■ Stored data
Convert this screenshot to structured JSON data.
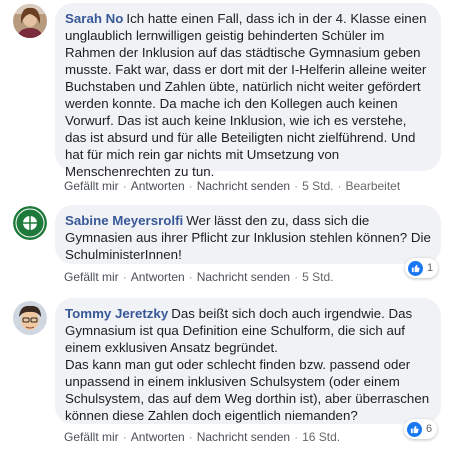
{
  "comments": [
    {
      "author": "Sarah No",
      "text": "Ich hatte einen Fall, dass ich in der 4. Klasse einen unglaublich lernwilligen geistig behinderten Schüler im Rahmen der Inklusion auf das städtische Gymnasium geben musste. Fakt war, dass er dort mit der I-Helferin alleine weiter Buchstaben und Zahlen übte, natürlich nicht weiter gefördert werden konnte. Da mache ich den Kollegen auch keinen Vorwurf. Das ist auch keine Inklusion, wie ich es verstehe, das ist absurd und für alle Beteiligten nicht zielführend. Und hat für mich rein gar nichts mit Umsetzung von Menschenrechten zu tun.",
      "like_label": "Gefällt mir",
      "reply_label": "Antworten",
      "message_label": "Nachricht senden",
      "time": "5 Std.",
      "edited_label": "Bearbeitet"
    },
    {
      "author": "Sabine Meyersrolfi",
      "text": "Wer lässt den zu, dass sich die Gymnasien aus ihrer Pflicht zur Inklusion stehlen können? Die SchulministerInnen!",
      "like_label": "Gefällt mir",
      "reply_label": "Antworten",
      "message_label": "Nachricht senden",
      "time": "5 Std.",
      "reaction_count": "1"
    },
    {
      "author": "Tommy Jeretzky",
      "text": "Das beißt sich doch auch irgendwie. Das Gymnasium ist qua Definition eine Schulform, die sich auf einem exklusiven Ansatz begründet.\nDas kann man gut oder schlecht finden bzw. passend oder unpassend in einem inklusiven Schulsystem (oder einem Schulsystem, das auf dem Weg dorthin ist), aber überraschen können diese Zahlen doch eigentlich niemanden?",
      "like_label": "Gefällt mir",
      "reply_label": "Antworten",
      "message_label": "Nachricht senden",
      "time": "16 Std.",
      "reaction_count": "6"
    }
  ],
  "colors": {
    "bubble": "#f0f2f5",
    "name": "#385898",
    "like_blue": "#1877f2",
    "meta": "#65676b"
  }
}
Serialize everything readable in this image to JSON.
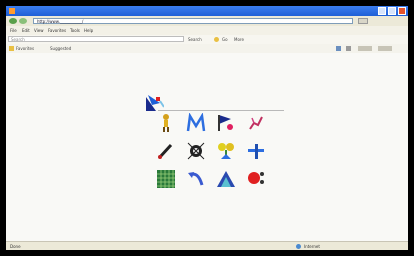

■ What needs to be done
Copy all the lines of data exactly as they appear, dropping any images.

■ Exercise response
Convert this screenshot to structured JSON data.
{
  "comments": [
    {
      "author": "Sarah No",
      "text": "Ich hatte einen Fall, dass ich in der 4. Klasse einen unglaublich lernwilligen geistig behinderten Schüler im Rahmen der Inklusion auf das städtische Gymnasium geben musste. Fakt war, dass er dort mit der I-Helferin alleine weiter Buchstaben und Zahlen übte, natürlich nicht weiter gefördert werden konnte. Da mache ich den Kollegen auch keinen Vorwurf. Das ist auch keine Inklusion, wie ich es verstehe, das ist absurd und für alle Beteiligten nicht zielführend. Und hat für mich rein gar nichts mit Umsetzung von Menschenrechten zu tun.",
      "like_label": "Gefällt mir",
      "reply_label": "Antworten",
      "message_label": "Nachricht senden",
      "time": "5 Std.",
      "edited_label": "Bearbeitet"
    },
    {
      "author": "Sabine Meyersrolfi",
      "text": "Wer lässt den zu, dass sich die Gymnasien aus ihrer Pflicht zur Inklusion stehlen können? Die SchulministerInnen!",
      "like_label": "Gefällt mir",
      "reply_label": "Antworten",
      "message_label": "Nachricht senden",
      "time": "5 Std.",
      "reaction_count": "1"
    },
    {
      "author": "Tommy Jeretzky",
      "text": "Das beißt sich doch auch irgendwie. Das Gymnasium ist qua Definition eine Schulform, die sich auf einem exklusiven Ansatz begründet.\nDas kann man gut oder schlecht finden bzw. passend oder unpassend in einem inklusiven Schulsystem (oder einem Schulsystem, das auf dem Weg dorthin ist), aber überraschen können diese Zahlen doch eigentlich niemanden?",
      "like_label": "Gefällt mir",
      "reply_label": "Antworten",
      "message_label": "Nachricht senden",
      "time": "16 Std.",
      "reaction_count": "6"
    }
  ],
  "colors": {
    "bubble": "#f0f2f5",
    "name": "#385898",
    "like_blue": "#1877f2",
    "meta": "#65676b"
  }
}
Serialize everything readable in this image to JSON.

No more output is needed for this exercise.